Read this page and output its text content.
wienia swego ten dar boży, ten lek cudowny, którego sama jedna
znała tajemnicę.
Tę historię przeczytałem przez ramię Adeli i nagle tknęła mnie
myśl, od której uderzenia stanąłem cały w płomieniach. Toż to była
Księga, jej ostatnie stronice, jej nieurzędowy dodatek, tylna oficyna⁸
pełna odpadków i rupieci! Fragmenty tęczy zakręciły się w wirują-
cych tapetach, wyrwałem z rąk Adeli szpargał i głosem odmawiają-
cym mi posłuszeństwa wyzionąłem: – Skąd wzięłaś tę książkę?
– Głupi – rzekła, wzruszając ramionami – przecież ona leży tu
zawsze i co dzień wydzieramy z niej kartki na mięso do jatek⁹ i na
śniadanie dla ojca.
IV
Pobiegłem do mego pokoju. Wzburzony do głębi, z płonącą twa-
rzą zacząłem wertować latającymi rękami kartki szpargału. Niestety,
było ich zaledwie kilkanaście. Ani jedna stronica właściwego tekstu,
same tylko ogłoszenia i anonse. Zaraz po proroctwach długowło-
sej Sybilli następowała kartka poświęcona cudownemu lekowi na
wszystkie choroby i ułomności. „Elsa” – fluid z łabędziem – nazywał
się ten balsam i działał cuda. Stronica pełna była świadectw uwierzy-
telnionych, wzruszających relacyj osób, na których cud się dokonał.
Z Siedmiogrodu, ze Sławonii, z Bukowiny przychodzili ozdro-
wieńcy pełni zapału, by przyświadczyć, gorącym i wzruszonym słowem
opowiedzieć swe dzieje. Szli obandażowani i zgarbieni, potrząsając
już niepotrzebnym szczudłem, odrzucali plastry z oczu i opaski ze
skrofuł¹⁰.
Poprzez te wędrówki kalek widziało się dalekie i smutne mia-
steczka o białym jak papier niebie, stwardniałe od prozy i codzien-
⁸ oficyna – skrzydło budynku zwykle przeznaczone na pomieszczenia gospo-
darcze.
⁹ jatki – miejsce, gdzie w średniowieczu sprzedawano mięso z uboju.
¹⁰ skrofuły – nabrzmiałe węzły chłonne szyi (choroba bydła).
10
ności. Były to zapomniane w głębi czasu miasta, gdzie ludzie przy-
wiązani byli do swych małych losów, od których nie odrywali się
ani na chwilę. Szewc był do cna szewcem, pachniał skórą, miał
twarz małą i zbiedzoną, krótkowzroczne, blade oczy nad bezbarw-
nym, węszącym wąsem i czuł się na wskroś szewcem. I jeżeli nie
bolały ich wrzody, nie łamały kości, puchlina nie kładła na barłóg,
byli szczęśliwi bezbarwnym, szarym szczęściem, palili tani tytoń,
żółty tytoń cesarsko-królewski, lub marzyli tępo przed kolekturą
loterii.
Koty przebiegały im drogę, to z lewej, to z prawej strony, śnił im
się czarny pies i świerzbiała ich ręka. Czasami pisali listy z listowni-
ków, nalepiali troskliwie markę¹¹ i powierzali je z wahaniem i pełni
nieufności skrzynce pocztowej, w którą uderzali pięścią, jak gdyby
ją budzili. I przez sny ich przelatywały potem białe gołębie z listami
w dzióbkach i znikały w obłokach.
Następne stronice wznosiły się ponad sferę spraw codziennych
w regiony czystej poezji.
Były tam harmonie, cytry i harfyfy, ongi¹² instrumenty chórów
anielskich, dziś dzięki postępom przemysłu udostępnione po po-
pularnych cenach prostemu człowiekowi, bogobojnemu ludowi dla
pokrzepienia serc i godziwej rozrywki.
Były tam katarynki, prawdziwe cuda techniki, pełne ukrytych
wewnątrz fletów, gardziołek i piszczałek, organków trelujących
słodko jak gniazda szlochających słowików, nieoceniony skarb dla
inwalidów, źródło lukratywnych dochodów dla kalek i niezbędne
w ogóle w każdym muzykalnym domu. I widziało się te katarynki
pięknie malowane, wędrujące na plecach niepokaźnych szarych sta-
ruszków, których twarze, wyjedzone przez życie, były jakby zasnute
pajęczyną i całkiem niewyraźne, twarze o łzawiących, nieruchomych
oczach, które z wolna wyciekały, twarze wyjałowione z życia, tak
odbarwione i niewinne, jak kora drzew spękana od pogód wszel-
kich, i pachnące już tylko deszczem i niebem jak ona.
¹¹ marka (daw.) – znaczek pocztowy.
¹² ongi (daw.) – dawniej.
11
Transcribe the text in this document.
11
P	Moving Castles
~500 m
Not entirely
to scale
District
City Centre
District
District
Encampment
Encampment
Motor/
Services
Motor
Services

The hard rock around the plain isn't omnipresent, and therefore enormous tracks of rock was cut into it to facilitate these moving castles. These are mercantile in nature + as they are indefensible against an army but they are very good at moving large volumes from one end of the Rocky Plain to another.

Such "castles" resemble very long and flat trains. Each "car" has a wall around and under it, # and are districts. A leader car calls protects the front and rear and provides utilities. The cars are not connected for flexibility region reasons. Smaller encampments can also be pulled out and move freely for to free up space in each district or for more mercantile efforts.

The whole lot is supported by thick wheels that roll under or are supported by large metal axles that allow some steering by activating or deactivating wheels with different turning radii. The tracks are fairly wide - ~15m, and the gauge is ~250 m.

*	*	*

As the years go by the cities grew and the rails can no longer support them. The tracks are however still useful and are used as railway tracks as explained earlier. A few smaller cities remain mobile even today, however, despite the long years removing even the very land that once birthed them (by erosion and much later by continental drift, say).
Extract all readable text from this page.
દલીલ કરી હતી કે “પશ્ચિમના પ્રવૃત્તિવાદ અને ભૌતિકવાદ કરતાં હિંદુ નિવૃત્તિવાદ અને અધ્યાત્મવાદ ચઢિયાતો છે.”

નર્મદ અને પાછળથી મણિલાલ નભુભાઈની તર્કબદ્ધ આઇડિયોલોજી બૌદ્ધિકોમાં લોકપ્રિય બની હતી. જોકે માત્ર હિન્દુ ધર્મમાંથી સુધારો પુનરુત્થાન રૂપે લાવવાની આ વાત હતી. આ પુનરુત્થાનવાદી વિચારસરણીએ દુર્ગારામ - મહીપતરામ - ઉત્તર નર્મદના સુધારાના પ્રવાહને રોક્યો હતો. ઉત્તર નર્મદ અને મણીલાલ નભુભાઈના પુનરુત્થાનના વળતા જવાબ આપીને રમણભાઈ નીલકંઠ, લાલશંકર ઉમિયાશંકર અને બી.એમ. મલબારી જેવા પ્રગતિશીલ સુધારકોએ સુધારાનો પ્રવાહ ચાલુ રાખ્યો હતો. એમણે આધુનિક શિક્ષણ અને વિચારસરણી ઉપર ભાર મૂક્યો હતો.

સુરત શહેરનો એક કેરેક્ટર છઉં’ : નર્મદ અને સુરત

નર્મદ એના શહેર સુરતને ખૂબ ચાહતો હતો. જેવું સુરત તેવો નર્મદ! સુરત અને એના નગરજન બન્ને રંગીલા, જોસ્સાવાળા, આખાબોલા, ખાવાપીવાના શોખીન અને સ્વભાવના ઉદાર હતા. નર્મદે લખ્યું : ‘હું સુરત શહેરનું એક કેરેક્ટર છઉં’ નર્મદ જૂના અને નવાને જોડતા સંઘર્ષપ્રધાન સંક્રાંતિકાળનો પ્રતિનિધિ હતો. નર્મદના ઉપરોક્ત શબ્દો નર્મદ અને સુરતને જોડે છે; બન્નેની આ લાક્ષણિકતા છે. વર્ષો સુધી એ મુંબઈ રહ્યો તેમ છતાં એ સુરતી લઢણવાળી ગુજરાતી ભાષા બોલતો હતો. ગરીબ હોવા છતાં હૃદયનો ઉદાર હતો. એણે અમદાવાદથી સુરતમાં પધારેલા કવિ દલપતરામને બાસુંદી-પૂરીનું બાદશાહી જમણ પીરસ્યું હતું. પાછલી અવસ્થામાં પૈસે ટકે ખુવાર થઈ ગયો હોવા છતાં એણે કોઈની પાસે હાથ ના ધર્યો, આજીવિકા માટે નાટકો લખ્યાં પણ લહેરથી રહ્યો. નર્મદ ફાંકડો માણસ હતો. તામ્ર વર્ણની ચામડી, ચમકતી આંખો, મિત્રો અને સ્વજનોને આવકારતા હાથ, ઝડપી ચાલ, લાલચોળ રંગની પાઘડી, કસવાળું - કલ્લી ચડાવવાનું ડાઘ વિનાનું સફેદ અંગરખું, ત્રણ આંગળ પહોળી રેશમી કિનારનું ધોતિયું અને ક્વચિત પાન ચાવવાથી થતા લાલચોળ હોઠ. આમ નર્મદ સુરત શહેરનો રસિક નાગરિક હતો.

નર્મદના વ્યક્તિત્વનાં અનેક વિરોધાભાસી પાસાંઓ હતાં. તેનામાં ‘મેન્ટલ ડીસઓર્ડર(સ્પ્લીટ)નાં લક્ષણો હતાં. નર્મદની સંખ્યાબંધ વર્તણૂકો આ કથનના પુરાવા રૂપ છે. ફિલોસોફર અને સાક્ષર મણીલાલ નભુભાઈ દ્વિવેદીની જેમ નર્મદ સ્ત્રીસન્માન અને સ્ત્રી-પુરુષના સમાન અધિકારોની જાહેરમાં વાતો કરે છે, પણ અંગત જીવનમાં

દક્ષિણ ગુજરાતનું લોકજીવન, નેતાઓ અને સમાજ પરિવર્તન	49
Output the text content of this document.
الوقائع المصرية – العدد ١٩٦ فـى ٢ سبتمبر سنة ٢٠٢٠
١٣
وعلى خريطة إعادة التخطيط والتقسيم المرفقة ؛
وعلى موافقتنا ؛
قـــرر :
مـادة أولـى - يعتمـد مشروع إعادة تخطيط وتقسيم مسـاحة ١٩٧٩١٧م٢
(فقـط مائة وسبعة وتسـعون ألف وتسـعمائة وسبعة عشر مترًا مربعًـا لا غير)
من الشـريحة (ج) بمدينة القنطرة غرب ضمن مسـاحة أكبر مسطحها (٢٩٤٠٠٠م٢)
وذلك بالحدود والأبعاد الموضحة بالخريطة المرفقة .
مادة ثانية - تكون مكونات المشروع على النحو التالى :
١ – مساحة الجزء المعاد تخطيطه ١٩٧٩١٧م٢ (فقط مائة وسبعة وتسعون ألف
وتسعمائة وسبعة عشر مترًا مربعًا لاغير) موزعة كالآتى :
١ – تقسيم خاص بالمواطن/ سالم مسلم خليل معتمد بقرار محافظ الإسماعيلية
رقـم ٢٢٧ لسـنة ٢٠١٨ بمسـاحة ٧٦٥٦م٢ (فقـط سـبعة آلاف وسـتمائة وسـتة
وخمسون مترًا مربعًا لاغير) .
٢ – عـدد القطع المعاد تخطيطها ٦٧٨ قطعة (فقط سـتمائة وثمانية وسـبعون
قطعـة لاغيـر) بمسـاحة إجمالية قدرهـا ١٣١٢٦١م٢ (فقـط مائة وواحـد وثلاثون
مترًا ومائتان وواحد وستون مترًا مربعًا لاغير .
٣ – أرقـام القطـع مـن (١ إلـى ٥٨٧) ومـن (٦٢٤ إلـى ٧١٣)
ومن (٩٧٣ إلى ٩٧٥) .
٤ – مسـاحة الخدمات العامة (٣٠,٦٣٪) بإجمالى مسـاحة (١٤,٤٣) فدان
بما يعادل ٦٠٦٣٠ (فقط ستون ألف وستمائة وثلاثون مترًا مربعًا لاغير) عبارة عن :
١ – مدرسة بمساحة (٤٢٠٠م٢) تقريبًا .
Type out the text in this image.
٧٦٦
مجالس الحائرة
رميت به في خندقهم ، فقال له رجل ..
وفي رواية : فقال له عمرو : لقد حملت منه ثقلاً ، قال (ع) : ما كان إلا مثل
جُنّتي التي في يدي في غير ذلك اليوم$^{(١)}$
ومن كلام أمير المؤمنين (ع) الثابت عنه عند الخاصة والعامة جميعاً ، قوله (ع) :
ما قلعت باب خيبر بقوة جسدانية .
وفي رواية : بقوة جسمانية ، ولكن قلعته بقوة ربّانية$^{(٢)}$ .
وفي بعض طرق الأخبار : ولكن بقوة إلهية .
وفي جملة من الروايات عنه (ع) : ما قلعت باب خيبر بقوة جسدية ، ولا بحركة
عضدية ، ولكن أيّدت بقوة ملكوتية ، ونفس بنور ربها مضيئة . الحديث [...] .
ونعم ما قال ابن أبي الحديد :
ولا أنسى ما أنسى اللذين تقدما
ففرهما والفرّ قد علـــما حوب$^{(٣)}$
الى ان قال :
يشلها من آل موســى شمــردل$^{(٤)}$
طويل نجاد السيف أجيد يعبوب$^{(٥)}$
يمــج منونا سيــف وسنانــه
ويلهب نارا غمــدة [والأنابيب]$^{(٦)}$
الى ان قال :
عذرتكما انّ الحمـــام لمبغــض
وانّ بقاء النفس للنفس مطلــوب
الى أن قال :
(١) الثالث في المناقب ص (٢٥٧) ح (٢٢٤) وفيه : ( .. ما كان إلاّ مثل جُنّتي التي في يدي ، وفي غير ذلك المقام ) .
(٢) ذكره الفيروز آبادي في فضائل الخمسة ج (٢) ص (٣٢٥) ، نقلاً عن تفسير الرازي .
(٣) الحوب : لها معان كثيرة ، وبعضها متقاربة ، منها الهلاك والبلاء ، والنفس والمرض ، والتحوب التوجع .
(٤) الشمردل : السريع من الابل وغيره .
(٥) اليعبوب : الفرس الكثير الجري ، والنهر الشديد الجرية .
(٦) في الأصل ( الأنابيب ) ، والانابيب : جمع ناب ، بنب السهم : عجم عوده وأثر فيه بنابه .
::::::::::
**What the task asks**
Looking at the records above, say how many lines hold the string "بمسـاحة". Write nothing but the number.

**Full response**
2